== PROVIDED RECORDS ==
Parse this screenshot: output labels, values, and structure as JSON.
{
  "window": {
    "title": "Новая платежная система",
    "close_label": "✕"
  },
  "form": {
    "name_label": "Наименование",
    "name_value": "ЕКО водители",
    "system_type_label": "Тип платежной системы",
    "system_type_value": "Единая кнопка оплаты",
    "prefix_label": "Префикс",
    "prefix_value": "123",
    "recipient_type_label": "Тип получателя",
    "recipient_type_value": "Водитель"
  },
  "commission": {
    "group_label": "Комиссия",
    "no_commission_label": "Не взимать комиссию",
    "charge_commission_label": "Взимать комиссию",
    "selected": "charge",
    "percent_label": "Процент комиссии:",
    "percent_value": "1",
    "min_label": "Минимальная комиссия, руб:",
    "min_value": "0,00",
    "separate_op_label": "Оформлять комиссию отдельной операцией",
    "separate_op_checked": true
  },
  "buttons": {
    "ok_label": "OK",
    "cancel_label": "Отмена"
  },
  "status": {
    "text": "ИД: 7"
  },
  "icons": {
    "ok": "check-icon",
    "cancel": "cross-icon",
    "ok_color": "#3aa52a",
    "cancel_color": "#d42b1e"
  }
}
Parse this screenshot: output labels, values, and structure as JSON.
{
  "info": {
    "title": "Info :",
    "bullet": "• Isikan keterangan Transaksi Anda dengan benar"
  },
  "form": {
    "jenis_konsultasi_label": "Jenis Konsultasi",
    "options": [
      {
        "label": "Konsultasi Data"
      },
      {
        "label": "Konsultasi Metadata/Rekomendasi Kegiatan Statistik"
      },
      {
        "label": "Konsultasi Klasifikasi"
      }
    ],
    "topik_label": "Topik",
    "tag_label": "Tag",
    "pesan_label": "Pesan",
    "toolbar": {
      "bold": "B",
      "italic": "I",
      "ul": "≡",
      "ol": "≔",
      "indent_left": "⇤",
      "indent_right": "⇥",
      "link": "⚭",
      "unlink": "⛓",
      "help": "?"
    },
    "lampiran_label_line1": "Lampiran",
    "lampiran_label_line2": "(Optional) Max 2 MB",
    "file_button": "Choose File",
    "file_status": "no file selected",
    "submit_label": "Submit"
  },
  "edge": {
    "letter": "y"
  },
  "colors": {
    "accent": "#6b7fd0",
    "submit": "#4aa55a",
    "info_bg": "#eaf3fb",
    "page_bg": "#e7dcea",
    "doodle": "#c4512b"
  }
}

== INSTRUCTIONS TO FOLLOW ==
Say the number of lines in the records above that include the string "Konsultasi", and no more.

== FINAL ANSWER ==
4